The listing below should be written out exactly; please include all of it.

Start of Dataset entries

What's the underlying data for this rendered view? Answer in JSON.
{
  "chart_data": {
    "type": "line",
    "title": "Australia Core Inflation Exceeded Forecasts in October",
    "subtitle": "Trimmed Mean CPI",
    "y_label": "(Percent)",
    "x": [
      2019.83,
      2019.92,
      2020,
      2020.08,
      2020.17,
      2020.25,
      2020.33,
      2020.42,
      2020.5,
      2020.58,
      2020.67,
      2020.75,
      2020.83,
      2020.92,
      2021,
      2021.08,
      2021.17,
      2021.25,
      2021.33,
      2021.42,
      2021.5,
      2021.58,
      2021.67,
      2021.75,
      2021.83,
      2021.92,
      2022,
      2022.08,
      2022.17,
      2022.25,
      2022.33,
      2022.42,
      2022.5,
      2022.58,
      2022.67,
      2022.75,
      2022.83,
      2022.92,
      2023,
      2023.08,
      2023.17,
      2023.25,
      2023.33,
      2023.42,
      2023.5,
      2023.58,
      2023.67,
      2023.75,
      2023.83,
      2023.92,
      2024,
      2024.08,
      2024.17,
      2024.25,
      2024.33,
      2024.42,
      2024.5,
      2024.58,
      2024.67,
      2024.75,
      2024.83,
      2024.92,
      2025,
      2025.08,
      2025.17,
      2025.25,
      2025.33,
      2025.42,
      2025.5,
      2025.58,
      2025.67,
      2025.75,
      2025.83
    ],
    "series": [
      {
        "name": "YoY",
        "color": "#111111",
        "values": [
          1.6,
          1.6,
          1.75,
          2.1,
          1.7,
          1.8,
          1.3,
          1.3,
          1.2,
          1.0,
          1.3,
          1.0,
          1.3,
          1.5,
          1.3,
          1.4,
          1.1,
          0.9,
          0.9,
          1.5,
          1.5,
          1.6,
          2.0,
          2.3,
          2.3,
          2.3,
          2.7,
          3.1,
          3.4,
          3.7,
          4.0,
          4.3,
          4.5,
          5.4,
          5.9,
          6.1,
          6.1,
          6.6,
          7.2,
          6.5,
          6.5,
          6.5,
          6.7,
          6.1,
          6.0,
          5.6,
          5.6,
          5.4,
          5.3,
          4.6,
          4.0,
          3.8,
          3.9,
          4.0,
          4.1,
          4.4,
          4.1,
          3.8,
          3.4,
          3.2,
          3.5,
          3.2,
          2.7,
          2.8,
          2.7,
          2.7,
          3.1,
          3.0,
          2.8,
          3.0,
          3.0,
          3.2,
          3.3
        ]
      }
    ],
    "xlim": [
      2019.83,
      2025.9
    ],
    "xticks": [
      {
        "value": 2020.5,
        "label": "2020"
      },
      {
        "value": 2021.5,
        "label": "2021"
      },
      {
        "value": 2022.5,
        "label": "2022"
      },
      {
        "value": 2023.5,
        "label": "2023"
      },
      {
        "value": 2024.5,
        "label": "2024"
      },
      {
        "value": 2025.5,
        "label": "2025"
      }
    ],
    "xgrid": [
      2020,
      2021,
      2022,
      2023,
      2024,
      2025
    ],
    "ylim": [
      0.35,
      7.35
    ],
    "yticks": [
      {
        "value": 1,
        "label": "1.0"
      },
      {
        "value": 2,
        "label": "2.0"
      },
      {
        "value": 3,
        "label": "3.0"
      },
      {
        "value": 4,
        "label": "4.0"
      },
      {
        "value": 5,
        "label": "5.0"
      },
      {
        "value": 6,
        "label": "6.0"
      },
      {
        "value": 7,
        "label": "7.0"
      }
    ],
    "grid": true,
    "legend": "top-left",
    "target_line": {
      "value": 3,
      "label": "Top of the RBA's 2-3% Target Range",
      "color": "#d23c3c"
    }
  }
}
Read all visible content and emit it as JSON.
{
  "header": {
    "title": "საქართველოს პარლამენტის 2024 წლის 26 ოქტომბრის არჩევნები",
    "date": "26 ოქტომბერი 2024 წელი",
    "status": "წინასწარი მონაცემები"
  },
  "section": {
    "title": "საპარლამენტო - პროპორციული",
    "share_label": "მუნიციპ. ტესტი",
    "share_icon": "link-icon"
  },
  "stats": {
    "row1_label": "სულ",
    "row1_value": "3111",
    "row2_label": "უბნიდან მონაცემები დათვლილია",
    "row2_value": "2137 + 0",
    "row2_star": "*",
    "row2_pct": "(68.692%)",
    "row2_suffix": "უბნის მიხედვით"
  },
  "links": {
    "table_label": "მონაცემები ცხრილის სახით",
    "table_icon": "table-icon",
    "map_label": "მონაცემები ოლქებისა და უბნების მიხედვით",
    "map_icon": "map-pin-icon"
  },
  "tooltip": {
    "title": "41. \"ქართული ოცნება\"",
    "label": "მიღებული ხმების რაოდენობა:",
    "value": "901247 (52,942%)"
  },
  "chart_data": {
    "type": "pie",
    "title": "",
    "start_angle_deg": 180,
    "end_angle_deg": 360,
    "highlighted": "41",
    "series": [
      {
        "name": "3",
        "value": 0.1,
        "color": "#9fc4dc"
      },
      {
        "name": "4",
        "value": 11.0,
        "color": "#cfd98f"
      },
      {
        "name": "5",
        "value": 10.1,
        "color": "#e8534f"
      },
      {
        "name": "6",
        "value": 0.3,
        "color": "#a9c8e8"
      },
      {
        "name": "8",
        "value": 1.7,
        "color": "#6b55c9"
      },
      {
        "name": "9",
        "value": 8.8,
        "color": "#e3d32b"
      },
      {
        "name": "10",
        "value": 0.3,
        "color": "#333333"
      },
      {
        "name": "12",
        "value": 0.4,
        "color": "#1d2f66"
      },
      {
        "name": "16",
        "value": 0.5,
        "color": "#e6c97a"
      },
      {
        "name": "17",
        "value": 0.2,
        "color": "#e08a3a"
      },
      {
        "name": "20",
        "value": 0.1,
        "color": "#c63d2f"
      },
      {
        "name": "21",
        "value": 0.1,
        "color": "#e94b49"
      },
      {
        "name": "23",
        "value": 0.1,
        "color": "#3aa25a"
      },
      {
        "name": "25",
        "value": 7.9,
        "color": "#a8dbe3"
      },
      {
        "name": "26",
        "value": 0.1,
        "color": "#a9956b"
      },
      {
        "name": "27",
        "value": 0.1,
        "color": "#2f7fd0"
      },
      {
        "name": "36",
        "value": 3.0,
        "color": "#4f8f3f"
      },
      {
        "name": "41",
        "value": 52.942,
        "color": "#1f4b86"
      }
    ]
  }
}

End of Dataset entries

Answer to this problem:
What's the underlying data for this rendered view? Answer in JSON.
{
  "chart_data": {
    "type": "line",
    "title": "Australia Core Inflation Exceeded Forecasts in October",
    "subtitle": "Trimmed Mean CPI",
    "y_label": "(Percent)",
    "x": [
      2019.83,
      2019.92,
      2020,
      2020.08,
      2020.17,
      2020.25,
      2020.33,
      2020.42,
      2020.5,
      2020.58,
      2020.67,
      2020.75,
      2020.83,
      2020.92,
      2021,
      2021.08,
      2021.17,
      2021.25,
      2021.33,
      2021.42,
      2021.5,
      2021.58,
      2021.67,
      2021.75,
      2021.83,
      2021.92,
      2022,
      2022.08,
      2022.17,
      2022.25,
      2022.33,
      2022.42,
      2022.5,
      2022.58,
      2022.67,
      2022.75,
      2022.83,
      2022.92,
      2023,
      2023.08,
      2023.17,
      2023.25,
      2023.33,
      2023.42,
      2023.5,
      2023.58,
      2023.67,
      2023.75,
      2023.83,
      2023.92,
      2024,
      2024.08,
      2024.17,
      2024.25,
      2024.33,
      2024.42,
      2024.5,
      2024.58,
      2024.67,
      2024.75,
      2024.83,
      2024.92,
      2025,
      2025.08,
      2025.17,
      2025.25,
      2025.33,
      2025.42,
      2025.5,
      2025.58,
      2025.67,
      2025.75,
      2025.83
    ],
    "series": [
      {
        "name": "YoY",
        "color": "#111111",
        "values": [
          1.6,
          1.6,
          1.75,
          2.1,
          1.7,
          1.8,
          1.3,
          1.3,
          1.2,
          1.0,
          1.3,
          1.0,
          1.3,
          1.5,
          1.3,
          1.4,
          1.1,
          0.9,
          0.9,
          1.5,
          1.5,
          1.6,
          2.0,
          2.3,
          2.3,
          2.3,
          2.7,
          3.1,
          3.4,
          3.7,
          4.0,
          4.3,
          4.5,
          5.4,
          5.9,
          6.1,
          6.1,
          6.6,
          7.2,
          6.5,
          6.5,
          6.5,
          6.7,
          6.1,
          6.0,
          5.6,
          5.6,
          5.4,
          5.3,
          4.6,
          4.0,
          3.8,
          3.9,
          4.0,
          4.1,
          4.4,
          4.1,
          3.8,
          3.4,
          3.2,
          3.5,
          3.2,
          2.7,
          2.8,
          2.7,
          2.7,
          3.1,
          3.0,
          2.8,
          3.0,
          3.0,
          3.2,
          3.3
        ]
      }
    ],
    "xlim": [
      2019.83,
      2025.9
    ],
    "xticks": [
      {
        "value": 2020.5,
        "label": "2020"
      },
      {
        "value": 2021.5,
        "label": "2021"
      },
      {
        "value": 2022.5,
        "label": "2022"
      },
      {
        "value": 2023.5,
        "label": "2023"
      },
      {
        "value": 2024.5,
        "label": "2024"
      },
      {
        "value": 2025.5,
        "label": "2025"
      }
    ],
    "xgrid": [
      2020,
      2021,
      2022,
      2023,
      2024,
      2025
    ],
    "ylim": [
      0.35,
      7.35
    ],
    "yticks": [
      {
        "value": 1,
        "label": "1.0"
      },
      {
        "value": 2,
        "label": "2.0"
      },
      {
        "value": 3,
        "label": "3.0"
      },
      {
        "value": 4,
        "label": "4.0"
      },
      {
        "value": 5,
        "label": "5.0"
      },
      {
        "value": 6,
        "label": "6.0"
      },
      {
        "value": 7,
        "label": "7.0"
      }
    ],
    "grid": true,
    "legend": "top-left",
    "target_line": {
      "value": 3,
      "label": "Top of the RBA's 2-3% Target Range",
      "color": "#d23c3c"
    }
  }
}
Read all visible content and emit it as JSON.
{
  "header": {
    "title": "საქართველოს პარლამენტის 2024 წლის 26 ოქტომბრის არჩევნები",
    "date": "26 ოქტომბერი 2024 წელი",
    "status": "წინასწარი მონაცემები"
  },
  "section": {
    "title": "საპარლამენტო - პროპორციული",
    "share_label": "მუნიციპ. ტესტი",
    "share_icon": "link-icon"
  },
  "stats": {
    "row1_label": "სულ",
    "row1_value": "3111",
    "row2_label": "უბნიდან მონაცემები დათვლილია",
    "row2_value": "2137 + 0",
    "row2_star": "*",
    "row2_pct": "(68.692%)",
    "row2_suffix": "უბნის მიხედვით"
  },
  "links": {
    "table_label": "მონაცემები ცხრილის სახით",
    "table_icon": "table-icon",
    "map_label": "მონაცემები ოლქებისა და უბნების მიხედვით",
    "map_icon": "map-pin-icon"
  },
  "tooltip": {
    "title": "41. \"ქართული ოცნება\"",
    "label": "მიღებული ხმების რაოდენობა:",
    "value": "901247 (52,942%)"
  },
  "chart_data": {
    "type": "pie",
    "title": "",
    "start_angle_deg": 180,
    "end_angle_deg": 360,
    "highlighted": "41",
    "series": [
      {
        "name": "3",
        "value": 0.1,
        "color": "#9fc4dc"
      },
      {
        "name": "4",
        "value": 11.0,
        "color": "#cfd98f"
      },
      {
        "name": "5",
        "value": 10.1,
        "color": "#e8534f"
      },
      {
        "name": "6",
        "value": 0.3,
        "color": "#a9c8e8"
      },
      {
        "name": "8",
        "value": 1.7,
        "color": "#6b55c9"
      },
      {
        "name": "9",
        "value": 8.8,
        "color": "#e3d32b"
      },
      {
        "name": "10",
        "value": 0.3,
        "color": "#333333"
      },
      {
        "name": "12",
        "value": 0.4,
        "color": "#1d2f66"
      },
      {
        "name": "16",
        "value": 0.5,
        "color": "#e6c97a"
      },
      {
        "name": "17",
        "value": 0.2,
        "color": "#e08a3a"
      },
      {
        "name": "20",
        "value": 0.1,
        "color": "#c63d2f"
      },
      {
        "name": "21",
        "value": 0.1,
        "color": "#e94b49"
      },
      {
        "name": "23",
        "value": 0.1,
        "color": "#3aa25a"
      },
      {
        "name": "25",
        "value": 7.9,
        "color": "#a8dbe3"
      },
      {
        "name": "26",
        "value": 0.1,
        "color": "#a9956b"
      },
      {
        "name": "27",
        "value": 0.1,
        "color": "#2f7fd0"
      },
      {
        "name": "36",
        "value": 3.0,
        "color": "#4f8f3f"
      },
      {
        "name": "41",
        "value": 52.942,
        "color": "#1f4b86"
      }
    ]
  }
}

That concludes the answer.